*What is asked*
Make an exact copy of each entry, leaving out every picture.

--- Material for this task ---

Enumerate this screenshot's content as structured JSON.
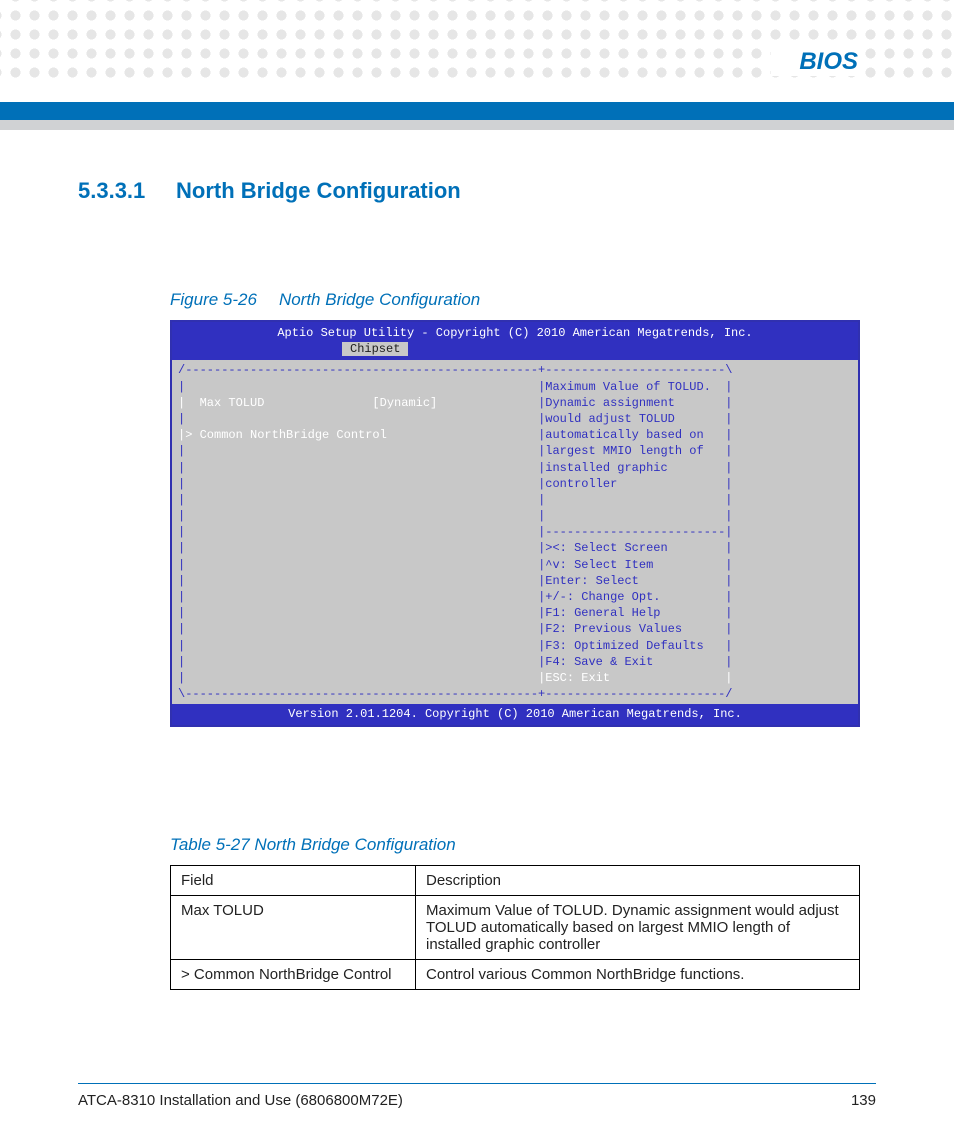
{
  "chapter": "BIOS",
  "section": {
    "number": "5.3.3.1",
    "title": "North Bridge Configuration"
  },
  "figure": {
    "label": "Figure 5-26",
    "title": "North Bridge Configuration"
  },
  "bios": {
    "header": "Aptio Setup Utility - Copyright (C) 2010 American Megatrends, Inc.",
    "tab": "Chipset",
    "top_border": "/-------------------------------------------------+-------------------------\\",
    "rows_left": [
      "|                                                 ",
      "|  Max TOLUD               [Dynamic]              ",
      "|                                                 ",
      "|> Common NorthBridge Control                     ",
      "|                                                 ",
      "|                                                 ",
      "|                                                 ",
      "|                                                 ",
      "|                                                 ",
      "|                                                 ",
      "|                                                 ",
      "|                                                 ",
      "|                                                 ",
      "|                                                 ",
      "|                                                 ",
      "|                                                 ",
      "|                                                 ",
      "|                                                 "
    ],
    "rows_right": [
      "|Maximum Value of TOLUD.  |",
      "|Dynamic assignment       |",
      "|would adjust TOLUD       |",
      "|automatically based on   |",
      "|largest MMIO length of   |",
      "|installed graphic        |",
      "|controller               |",
      "|                         |",
      "|                         |",
      "|-------------------------|",
      "|><: Select Screen        |",
      "|^v: Select Item          |",
      "|Enter: Select            |",
      "|+/-: Change Opt.         |",
      "|F1: General Help         |",
      "|F2: Previous Values      |",
      "|F3: Optimized Defaults   |",
      "|F4: Save & Exit          |"
    ],
    "esc_left": "|                                                 ",
    "esc_right": "|ESC: Exit                |",
    "bottom_border": "\\-------------------------------------------------+-------------------------/",
    "left_white_idx": [
      1,
      3
    ],
    "footer": "Version 2.01.1204. Copyright (C) 2010 American Megatrends, Inc."
  },
  "table": {
    "label": "Table 5-27 North Bridge Configuration",
    "headers": [
      "Field",
      "Description"
    ],
    "rows": [
      [
        "Max TOLUD",
        "Maximum Value of TOLUD. Dynamic assignment would adjust TOLUD automatically based on largest MMIO length of installed graphic controller"
      ],
      [
        "> Common NorthBridge Control",
        "Control various Common NorthBridge functions."
      ]
    ]
  },
  "footer": {
    "doc": "ATCA-8310 Installation and Use (6806800M72E)",
    "page": "139"
  },
  "colors": {
    "accent": "#0070b8",
    "bios_frame": "#3030c0",
    "bios_bg": "#c8c8c8",
    "dot": "#e6e6e6"
  }
}
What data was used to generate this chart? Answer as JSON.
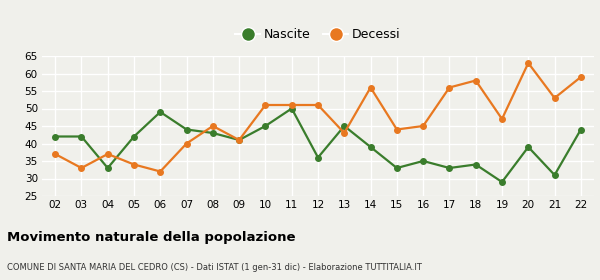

---

*Answer for this exercise*
Enumerate this screenshot's content as structured JSON.
{
  "chapter": "BIOS",
  "section": {
    "number": "5.3.3.1",
    "title": "North Bridge Configuration"
  },
  "figure": {
    "label": "Figure 5-26",
    "title": "North Bridge Configuration"
  },
  "bios": {
    "header": "Aptio Setup Utility - Copyright (C) 2010 American Megatrends, Inc.",
    "tab": "Chipset",
    "top_border": "/-------------------------------------------------+-------------------------\\",
    "rows_left": [
      "|                                                 ",
      "|  Max TOLUD               [Dynamic]              ",
      "|                                                 ",
      "|> Common NorthBridge Control                     ",
      "|                                                 ",
      "|                                                 ",
      "|                                                 ",
      "|                                                 ",
      "|                                                 ",
      "|                                                 ",
      "|                                                 ",
      "|                                                 ",
      "|                                                 ",
      "|                                                 ",
      "|                                                 ",
      "|                                                 ",
      "|                                                 ",
      "|                                                 "
    ],
    "rows_right": [
      "|Maximum Value of TOLUD.  |",
      "|Dynamic assignment       |",
      "|would adjust TOLUD       |",
      "|automatically based on   |",
      "|largest MMIO length of   |",
      "|installed graphic        |",
      "|controller               |",
      "|                         |",
      "|                         |",
      "|-------------------------|",
      "|><: Select Screen        |",
      "|^v: Select Item          |",
      "|Enter: Select            |",
      "|+/-: Change Opt.         |",
      "|F1: General Help         |",
      "|F2: Previous Values      |",
      "|F3: Optimized Defaults   |",
      "|F4: Save & Exit          |"
    ],
    "esc_left": "|                                                 ",
    "esc_right": "|ESC: Exit                |",
    "bottom_border": "\\-------------------------------------------------+-------------------------/",
    "left_white_idx": [
      1,
      3
    ],
    "footer": "Version 2.01.1204. Copyright (C) 2010 American Megatrends, Inc."
  },
  "table": {
    "label": "Table 5-27 North Bridge Configuration",
    "headers": [
      "Field",
      "Description"
    ],
    "rows": [
      [
        "Max TOLUD",
        "Maximum Value of TOLUD. Dynamic assignment would adjust TOLUD automatically based on largest MMIO length of installed graphic controller"
      ],
      [
        "> Common NorthBridge Control",
        "Control various Common NorthBridge functions."
      ]
    ]
  },
  "footer": {
    "doc": "ATCA-8310 Installation and Use (6806800M72E)",
    "page": "139"
  },
  "colors": {
    "accent": "#0070b8",
    "bios_frame": "#3030c0",
    "bios_bg": "#c8c8c8",
    "dot": "#e6e6e6"
  }
}
What data was used to generate this chart? Answer as JSON.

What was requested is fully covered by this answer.